SHORT EXERCISE: Retype the complete listing exactly as it appears.

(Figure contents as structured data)

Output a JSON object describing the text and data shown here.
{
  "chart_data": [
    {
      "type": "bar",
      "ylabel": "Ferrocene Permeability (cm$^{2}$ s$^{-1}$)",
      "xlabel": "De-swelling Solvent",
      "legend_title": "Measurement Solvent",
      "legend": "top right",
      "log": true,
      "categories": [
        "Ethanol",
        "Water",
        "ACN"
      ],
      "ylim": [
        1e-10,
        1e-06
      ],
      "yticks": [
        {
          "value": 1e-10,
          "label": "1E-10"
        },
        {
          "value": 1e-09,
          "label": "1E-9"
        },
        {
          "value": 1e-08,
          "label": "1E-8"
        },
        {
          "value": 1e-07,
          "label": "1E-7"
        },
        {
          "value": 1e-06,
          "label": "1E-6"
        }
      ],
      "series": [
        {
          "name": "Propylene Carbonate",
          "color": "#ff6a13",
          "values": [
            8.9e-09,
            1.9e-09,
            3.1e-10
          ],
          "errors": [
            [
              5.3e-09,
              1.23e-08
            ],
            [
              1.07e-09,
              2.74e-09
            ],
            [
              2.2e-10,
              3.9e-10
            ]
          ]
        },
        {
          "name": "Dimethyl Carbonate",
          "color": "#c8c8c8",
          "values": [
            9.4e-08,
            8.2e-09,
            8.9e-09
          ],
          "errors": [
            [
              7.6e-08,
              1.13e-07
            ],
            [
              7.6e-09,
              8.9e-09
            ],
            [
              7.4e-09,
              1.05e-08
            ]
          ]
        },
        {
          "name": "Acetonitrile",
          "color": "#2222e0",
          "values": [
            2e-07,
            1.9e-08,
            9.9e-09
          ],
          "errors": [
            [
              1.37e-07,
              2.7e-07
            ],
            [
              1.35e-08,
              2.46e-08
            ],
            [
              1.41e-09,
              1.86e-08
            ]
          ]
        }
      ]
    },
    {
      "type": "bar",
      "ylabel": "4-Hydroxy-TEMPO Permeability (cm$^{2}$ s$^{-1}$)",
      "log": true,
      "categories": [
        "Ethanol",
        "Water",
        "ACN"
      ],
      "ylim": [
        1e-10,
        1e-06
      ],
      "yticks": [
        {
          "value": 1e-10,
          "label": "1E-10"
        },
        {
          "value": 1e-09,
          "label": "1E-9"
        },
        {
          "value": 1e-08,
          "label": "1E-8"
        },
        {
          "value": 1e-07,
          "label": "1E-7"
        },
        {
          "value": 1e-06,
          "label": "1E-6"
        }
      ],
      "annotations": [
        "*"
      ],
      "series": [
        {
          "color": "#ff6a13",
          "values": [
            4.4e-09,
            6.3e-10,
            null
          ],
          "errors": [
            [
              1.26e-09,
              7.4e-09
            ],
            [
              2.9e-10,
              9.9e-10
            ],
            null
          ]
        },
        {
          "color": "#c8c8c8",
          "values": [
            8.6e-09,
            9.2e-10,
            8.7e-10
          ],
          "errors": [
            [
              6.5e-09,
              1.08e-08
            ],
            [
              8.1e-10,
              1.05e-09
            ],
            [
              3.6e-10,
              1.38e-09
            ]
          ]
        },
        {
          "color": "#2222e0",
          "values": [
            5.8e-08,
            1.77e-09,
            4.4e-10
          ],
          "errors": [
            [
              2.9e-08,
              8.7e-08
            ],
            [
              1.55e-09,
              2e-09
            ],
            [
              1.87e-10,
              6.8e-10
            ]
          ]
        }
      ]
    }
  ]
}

ANSWER TO THE TASK:
Output a JSON object describing the text and data shown here.
{
  "chart_data": [
    {
      "type": "bar",
      "ylabel": "Ferrocene Permeability (cm$^{2}$ s$^{-1}$)",
      "xlabel": "De-swelling Solvent",
      "legend_title": "Measurement Solvent",
      "legend": "top right",
      "log": true,
      "categories": [
        "Ethanol",
        "Water",
        "ACN"
      ],
      "ylim": [
        1e-10,
        1e-06
      ],
      "yticks": [
        {
          "value": 1e-10,
          "label": "1E-10"
        },
        {
          "value": 1e-09,
          "label": "1E-9"
        },
        {
          "value": 1e-08,
          "label": "1E-8"
        },
        {
          "value": 1e-07,
          "label": "1E-7"
        },
        {
          "value": 1e-06,
          "label": "1E-6"
        }
      ],
      "series": [
        {
          "name": "Propylene Carbonate",
          "color": "#ff6a13",
          "values": [
            8.9e-09,
            1.9e-09,
            3.1e-10
          ],
          "errors": [
            [
              5.3e-09,
              1.23e-08
            ],
            [
              1.07e-09,
              2.74e-09
            ],
            [
              2.2e-10,
              3.9e-10
            ]
          ]
        },
        {
          "name": "Dimethyl Carbonate",
          "color": "#c8c8c8",
          "values": [
            9.4e-08,
            8.2e-09,
            8.9e-09
          ],
          "errors": [
            [
              7.6e-08,
              1.13e-07
            ],
            [
              7.6e-09,
              8.9e-09
            ],
            [
              7.4e-09,
              1.05e-08
            ]
          ]
        },
        {
          "name": "Acetonitrile",
          "color": "#2222e0",
          "values": [
            2e-07,
            1.9e-08,
            9.9e-09
          ],
          "errors": [
            [
              1.37e-07,
              2.7e-07
            ],
            [
              1.35e-08,
              2.46e-08
            ],
            [
              1.41e-09,
              1.86e-08
            ]
          ]
        }
      ]
    },
    {
      "type": "bar",
      "ylabel": "4-Hydroxy-TEMPO Permeability (cm$^{2}$ s$^{-1}$)",
      "log": true,
      "categories": [
        "Ethanol",
        "Water",
        "ACN"
      ],
      "ylim": [
        1e-10,
        1e-06
      ],
      "yticks": [
        {
          "value": 1e-10,
          "label": "1E-10"
        },
        {
          "value": 1e-09,
          "label": "1E-9"
        },
        {
          "value": 1e-08,
          "label": "1E-8"
        },
        {
          "value": 1e-07,
          "label": "1E-7"
        },
        {
          "value": 1e-06,
          "label": "1E-6"
        }
      ],
      "annotations": [
        "*"
      ],
      "series": [
        {
          "color": "#ff6a13",
          "values": [
            4.4e-09,
            6.3e-10,
            null
          ],
          "errors": [
            [
              1.26e-09,
              7.4e-09
            ],
            [
              2.9e-10,
              9.9e-10
            ],
            null
          ]
        },
        {
          "color": "#c8c8c8",
          "values": [
            8.6e-09,
            9.2e-10,
            8.7e-10
          ],
          "errors": [
            [
              6.5e-09,
              1.08e-08
            ],
            [
              8.1e-10,
              1.05e-09
            ],
            [
              3.6e-10,
              1.38e-09
            ]
          ]
        },
        {
          "color": "#2222e0",
          "values": [
            5.8e-08,
            1.77e-09,
            4.4e-10
          ],
          "errors": [
            [
              2.9e-08,
              8.7e-08
            ],
            [
              1.55e-09,
              2e-09
            ],
            [
              1.87e-10,
              6.8e-10
            ]
          ]
        }
      ]
    }
  ]
}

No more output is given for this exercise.